═════ Passage fourni ═════

Répondre à un besoin avec difficulté

Après la pandémie, les vieux obstacles au développement sont réapparus, dont la pénurie de main-d’œuvre, le manque de financement gouvernemental, les tempêtes et des pistes d’atterrissage en gravier.

«Nous devons nous rendre dans les plus petites collectivités. Ne pas avoir suffisamment de pilotes est un grand problème», dit-elle, tout en faisant observer que ce manque de personnel ne touche pas seulement son entreprise.

Certains pilotes ont préféré aller travailler pour WestJet après la signature d’une nouvelle convention collective qui leur assure une forte augmentation de salaire, mentionne Mme De Caria.

═════

Vos tâches:
**a.** Énumérez, d'après le passage, chacun des obstacles au développement qui sont réapparus après la pandémie.
**b.** Recopiez fidèlement le segment du passage qui va de « Après la pandémie, les » jusqu'à « d’atterrissage en gravier. » inclus.

═════ Données d'entrée ═════

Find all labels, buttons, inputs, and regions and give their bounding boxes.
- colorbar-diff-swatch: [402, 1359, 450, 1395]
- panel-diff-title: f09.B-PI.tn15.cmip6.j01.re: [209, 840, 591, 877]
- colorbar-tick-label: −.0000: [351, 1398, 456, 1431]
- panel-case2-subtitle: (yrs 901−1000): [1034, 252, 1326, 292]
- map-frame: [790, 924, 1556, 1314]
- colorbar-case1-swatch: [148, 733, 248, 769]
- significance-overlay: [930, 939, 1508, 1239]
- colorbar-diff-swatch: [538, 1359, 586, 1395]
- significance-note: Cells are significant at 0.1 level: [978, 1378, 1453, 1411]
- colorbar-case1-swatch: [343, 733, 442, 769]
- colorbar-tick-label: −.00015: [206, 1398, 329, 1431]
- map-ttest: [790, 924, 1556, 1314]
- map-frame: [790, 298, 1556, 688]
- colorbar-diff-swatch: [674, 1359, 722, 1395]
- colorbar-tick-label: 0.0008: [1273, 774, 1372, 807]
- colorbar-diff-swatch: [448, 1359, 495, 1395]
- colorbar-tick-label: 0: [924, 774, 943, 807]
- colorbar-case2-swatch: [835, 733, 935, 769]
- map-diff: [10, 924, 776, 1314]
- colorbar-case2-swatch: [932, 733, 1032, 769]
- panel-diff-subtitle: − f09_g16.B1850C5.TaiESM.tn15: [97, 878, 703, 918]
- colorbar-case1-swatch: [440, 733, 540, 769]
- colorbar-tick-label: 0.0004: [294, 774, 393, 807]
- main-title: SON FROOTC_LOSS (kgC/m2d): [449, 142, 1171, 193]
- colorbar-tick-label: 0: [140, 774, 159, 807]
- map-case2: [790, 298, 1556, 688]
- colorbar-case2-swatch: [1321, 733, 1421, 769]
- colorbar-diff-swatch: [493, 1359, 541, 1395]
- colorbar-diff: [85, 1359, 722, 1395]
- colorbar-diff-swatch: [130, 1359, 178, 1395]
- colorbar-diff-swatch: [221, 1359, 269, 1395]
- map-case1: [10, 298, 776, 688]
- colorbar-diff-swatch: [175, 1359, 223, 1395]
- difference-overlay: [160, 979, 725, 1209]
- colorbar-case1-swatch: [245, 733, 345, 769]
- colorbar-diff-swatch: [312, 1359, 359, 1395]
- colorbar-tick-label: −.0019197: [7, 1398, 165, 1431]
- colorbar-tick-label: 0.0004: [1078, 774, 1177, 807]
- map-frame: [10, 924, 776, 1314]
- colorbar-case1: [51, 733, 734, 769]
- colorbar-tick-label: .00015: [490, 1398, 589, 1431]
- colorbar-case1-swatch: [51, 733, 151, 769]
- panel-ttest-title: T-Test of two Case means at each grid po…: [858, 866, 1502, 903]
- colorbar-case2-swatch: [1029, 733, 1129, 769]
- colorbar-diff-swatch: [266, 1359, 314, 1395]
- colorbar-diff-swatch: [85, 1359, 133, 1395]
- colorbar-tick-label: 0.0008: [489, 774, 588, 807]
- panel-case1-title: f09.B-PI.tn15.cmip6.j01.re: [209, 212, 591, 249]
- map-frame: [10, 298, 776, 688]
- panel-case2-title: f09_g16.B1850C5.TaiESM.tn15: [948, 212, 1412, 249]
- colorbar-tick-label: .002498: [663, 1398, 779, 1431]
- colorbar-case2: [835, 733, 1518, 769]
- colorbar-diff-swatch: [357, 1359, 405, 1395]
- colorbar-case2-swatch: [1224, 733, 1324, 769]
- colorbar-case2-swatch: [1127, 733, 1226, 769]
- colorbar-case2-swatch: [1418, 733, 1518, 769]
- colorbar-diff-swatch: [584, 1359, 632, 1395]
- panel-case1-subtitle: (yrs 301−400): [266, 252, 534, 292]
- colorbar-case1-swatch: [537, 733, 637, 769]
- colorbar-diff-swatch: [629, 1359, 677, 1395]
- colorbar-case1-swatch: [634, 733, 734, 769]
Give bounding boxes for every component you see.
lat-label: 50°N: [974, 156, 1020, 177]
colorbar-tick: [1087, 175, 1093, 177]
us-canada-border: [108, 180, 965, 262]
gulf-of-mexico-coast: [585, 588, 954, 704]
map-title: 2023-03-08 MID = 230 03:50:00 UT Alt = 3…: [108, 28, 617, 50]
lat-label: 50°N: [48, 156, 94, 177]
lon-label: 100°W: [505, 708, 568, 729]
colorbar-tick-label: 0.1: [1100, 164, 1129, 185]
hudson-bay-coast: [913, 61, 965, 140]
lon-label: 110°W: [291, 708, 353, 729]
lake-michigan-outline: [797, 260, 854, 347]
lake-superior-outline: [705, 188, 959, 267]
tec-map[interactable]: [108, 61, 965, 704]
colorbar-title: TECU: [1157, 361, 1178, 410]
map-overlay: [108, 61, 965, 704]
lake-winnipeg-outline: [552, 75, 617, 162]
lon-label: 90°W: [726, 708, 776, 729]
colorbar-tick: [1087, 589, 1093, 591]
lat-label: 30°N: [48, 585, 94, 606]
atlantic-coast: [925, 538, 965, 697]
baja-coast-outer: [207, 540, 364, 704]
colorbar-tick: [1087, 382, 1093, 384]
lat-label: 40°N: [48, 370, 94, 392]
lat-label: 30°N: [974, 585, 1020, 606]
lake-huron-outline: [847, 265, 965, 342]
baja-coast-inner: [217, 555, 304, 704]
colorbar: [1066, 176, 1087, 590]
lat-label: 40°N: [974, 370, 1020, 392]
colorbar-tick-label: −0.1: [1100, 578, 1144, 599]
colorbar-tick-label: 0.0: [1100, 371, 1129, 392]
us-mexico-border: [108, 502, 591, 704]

═════

Corrigé de l'exercice:
**a.**
- la pénurie de main-d'œuvre
- le manque de financement gouvernemental
- les tempêtes
- des pistes d'atterrissage en gravier

**b.**
Après la pandémie, les vieux obstacles au développement sont réapparus, dont la pénurie de main-d’œuvre, le manque de financement gouvernemental, les tempêtes et des pistes d’atterrissage en gravier.